▶ _Data excerpts_
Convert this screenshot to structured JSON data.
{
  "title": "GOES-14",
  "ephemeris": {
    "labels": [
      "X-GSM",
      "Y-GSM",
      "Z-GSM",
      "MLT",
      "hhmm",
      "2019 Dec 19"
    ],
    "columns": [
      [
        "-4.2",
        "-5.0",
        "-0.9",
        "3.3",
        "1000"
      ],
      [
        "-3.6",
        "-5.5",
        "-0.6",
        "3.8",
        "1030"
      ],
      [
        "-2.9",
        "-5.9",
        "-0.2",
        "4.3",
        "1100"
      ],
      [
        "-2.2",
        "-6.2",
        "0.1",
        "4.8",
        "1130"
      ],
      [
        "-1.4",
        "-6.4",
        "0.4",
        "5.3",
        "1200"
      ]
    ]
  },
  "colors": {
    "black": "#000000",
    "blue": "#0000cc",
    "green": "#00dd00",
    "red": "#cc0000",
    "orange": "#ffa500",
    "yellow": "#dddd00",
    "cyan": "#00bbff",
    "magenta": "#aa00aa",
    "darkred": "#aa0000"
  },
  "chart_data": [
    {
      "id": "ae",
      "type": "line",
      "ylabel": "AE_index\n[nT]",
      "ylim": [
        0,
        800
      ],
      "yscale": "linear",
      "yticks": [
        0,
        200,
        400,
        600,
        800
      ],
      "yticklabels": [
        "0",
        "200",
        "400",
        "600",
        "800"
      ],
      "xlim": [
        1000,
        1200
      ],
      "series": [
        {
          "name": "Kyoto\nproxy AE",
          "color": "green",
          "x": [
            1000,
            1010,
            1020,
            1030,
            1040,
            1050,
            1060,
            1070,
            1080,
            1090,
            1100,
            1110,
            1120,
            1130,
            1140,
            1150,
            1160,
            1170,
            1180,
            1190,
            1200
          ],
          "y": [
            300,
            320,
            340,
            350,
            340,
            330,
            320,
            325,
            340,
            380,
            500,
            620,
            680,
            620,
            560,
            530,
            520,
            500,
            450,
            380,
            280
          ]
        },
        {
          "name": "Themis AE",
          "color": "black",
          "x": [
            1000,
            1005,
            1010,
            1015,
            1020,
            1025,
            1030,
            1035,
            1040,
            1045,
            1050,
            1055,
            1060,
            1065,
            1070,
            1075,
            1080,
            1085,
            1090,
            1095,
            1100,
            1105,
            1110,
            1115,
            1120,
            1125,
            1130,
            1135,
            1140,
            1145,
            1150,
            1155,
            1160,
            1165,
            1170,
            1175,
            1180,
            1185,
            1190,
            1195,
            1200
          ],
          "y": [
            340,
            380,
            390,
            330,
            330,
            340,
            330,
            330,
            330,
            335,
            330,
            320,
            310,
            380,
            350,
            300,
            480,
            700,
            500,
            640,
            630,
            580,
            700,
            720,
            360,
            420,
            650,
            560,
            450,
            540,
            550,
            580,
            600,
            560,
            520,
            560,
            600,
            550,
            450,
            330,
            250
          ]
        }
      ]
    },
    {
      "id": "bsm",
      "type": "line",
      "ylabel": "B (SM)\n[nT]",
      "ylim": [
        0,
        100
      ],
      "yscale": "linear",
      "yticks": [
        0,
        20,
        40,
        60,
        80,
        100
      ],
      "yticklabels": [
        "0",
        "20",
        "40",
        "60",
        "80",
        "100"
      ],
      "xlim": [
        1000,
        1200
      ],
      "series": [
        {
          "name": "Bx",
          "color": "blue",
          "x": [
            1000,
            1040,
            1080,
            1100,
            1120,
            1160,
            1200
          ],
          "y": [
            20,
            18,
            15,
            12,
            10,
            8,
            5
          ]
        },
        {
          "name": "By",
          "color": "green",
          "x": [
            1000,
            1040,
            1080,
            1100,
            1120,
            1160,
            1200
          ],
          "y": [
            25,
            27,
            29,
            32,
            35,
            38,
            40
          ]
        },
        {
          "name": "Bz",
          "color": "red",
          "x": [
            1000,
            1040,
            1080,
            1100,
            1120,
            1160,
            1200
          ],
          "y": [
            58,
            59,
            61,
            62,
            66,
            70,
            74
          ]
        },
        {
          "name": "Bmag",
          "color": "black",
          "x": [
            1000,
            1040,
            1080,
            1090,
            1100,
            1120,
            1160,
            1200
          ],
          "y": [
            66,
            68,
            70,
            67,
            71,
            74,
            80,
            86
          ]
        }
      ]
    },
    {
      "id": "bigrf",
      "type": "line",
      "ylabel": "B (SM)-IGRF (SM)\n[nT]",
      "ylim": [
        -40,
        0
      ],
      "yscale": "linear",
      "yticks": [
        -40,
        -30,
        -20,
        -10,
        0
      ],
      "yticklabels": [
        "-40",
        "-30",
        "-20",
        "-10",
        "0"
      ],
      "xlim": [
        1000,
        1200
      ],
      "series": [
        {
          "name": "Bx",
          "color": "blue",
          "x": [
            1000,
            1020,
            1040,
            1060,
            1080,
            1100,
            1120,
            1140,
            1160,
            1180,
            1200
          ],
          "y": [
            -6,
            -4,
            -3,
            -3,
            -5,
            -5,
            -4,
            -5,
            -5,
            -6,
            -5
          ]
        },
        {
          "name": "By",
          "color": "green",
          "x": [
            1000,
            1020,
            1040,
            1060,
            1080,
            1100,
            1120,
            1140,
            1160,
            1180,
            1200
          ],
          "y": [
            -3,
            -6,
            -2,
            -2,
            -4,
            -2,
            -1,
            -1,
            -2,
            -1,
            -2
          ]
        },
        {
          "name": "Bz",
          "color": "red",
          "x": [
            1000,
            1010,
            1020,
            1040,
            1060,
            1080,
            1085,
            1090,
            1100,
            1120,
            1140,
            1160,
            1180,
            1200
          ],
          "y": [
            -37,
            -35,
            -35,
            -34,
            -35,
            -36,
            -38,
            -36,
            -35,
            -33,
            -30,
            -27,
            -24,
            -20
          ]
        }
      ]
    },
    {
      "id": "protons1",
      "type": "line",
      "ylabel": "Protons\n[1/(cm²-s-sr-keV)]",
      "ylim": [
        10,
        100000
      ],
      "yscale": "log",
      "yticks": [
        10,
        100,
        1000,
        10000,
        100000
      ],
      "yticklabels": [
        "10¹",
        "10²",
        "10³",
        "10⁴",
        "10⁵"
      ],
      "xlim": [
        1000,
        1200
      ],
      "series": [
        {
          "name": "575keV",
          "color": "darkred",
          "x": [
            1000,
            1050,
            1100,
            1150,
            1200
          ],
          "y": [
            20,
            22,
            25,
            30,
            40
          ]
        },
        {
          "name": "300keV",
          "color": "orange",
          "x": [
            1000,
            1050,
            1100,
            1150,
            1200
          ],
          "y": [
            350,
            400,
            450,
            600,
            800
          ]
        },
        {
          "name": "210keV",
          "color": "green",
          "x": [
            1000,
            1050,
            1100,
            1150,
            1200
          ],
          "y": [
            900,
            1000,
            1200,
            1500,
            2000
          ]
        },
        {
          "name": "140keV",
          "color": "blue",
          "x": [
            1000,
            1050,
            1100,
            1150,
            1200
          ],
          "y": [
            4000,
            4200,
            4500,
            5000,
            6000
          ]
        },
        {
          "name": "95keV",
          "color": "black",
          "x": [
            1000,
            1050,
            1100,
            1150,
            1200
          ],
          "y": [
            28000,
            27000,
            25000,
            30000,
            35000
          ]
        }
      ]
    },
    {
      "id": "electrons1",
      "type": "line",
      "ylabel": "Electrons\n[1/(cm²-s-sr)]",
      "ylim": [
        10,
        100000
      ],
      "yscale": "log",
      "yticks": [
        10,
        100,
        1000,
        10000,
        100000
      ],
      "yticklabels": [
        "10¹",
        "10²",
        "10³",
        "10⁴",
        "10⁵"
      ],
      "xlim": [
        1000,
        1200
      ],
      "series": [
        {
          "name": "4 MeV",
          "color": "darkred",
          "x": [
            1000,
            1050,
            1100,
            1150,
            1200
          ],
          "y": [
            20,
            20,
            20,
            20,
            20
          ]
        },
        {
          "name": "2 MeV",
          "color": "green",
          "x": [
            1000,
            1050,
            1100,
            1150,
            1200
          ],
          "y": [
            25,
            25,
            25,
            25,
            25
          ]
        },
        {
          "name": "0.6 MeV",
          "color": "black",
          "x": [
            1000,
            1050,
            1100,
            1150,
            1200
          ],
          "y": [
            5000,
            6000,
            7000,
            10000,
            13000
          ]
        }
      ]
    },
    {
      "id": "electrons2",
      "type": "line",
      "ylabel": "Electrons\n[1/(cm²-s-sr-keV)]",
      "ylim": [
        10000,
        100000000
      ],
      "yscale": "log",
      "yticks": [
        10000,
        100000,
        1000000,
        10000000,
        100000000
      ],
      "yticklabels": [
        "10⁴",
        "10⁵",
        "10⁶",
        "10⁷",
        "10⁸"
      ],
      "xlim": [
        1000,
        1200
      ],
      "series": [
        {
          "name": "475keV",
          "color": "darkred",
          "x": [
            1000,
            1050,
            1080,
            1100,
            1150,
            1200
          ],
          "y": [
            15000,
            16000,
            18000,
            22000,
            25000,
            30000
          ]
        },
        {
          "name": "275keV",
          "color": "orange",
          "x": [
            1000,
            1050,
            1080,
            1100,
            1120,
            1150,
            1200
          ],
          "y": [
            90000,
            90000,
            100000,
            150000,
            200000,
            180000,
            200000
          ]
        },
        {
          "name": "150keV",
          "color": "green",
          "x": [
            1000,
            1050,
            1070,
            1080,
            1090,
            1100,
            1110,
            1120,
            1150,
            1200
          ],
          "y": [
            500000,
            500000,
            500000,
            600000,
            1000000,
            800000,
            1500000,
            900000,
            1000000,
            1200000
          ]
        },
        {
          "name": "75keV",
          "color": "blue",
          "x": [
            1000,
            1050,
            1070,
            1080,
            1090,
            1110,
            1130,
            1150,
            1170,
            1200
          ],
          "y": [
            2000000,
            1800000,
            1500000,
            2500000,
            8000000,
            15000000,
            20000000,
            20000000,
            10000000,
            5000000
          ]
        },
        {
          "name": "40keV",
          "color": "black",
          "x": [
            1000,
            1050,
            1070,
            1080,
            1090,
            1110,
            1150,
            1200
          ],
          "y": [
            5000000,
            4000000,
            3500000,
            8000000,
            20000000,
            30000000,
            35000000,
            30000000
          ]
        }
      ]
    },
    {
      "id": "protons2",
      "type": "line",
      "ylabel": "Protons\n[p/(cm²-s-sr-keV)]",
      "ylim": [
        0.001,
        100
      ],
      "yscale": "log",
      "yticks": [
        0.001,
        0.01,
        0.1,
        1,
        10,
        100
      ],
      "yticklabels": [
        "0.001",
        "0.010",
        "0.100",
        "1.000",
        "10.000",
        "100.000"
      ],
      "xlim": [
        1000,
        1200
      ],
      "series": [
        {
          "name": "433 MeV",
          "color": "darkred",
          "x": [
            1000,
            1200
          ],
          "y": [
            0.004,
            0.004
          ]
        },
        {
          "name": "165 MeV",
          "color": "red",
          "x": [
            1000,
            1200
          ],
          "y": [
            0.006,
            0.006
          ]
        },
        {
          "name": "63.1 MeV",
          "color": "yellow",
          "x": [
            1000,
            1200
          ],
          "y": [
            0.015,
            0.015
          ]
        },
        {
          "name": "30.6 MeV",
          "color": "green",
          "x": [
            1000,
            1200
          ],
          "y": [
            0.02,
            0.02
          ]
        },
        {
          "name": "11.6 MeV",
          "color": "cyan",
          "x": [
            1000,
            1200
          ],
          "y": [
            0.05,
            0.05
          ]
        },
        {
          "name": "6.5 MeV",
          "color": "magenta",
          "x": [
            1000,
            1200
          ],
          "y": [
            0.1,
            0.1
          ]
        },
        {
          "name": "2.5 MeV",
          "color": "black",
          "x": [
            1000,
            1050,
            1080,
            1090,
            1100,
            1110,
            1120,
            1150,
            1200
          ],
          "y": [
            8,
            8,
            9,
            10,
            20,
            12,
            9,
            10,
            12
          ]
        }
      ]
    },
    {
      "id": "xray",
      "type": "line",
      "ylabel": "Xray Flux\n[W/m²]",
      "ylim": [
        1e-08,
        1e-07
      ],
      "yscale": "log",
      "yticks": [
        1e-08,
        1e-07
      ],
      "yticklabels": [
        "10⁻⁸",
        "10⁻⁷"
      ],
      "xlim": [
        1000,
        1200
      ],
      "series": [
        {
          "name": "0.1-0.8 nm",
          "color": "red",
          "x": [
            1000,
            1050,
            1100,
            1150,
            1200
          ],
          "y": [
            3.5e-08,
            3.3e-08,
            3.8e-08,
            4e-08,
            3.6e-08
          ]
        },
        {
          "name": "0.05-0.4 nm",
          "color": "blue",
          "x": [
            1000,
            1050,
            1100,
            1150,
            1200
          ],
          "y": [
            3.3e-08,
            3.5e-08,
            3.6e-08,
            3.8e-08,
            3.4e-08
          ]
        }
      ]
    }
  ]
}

▶ _Challenge_
Reproduce every line from the entries that holds the word "ylabel".

▶ _Completed task_
      "ylabel": "AE_index\n[nT]",
      "ylabel": "B (SM)\n[nT]",
      "ylabel": "B (SM)-IGRF (SM)\n[nT]",
      "ylabel": "Protons\n[1/(cm²-s-sr-keV)]",
      "ylabel": "Electrons\n[1/(cm²-s-sr)]",
      "ylabel": "Electrons\n[1/(cm²-s-sr-keV)]",
      "ylabel": "Protons\n[p/(cm²-s-sr-keV)]",
      "ylabel": "Xray Flux\n[W/m²]",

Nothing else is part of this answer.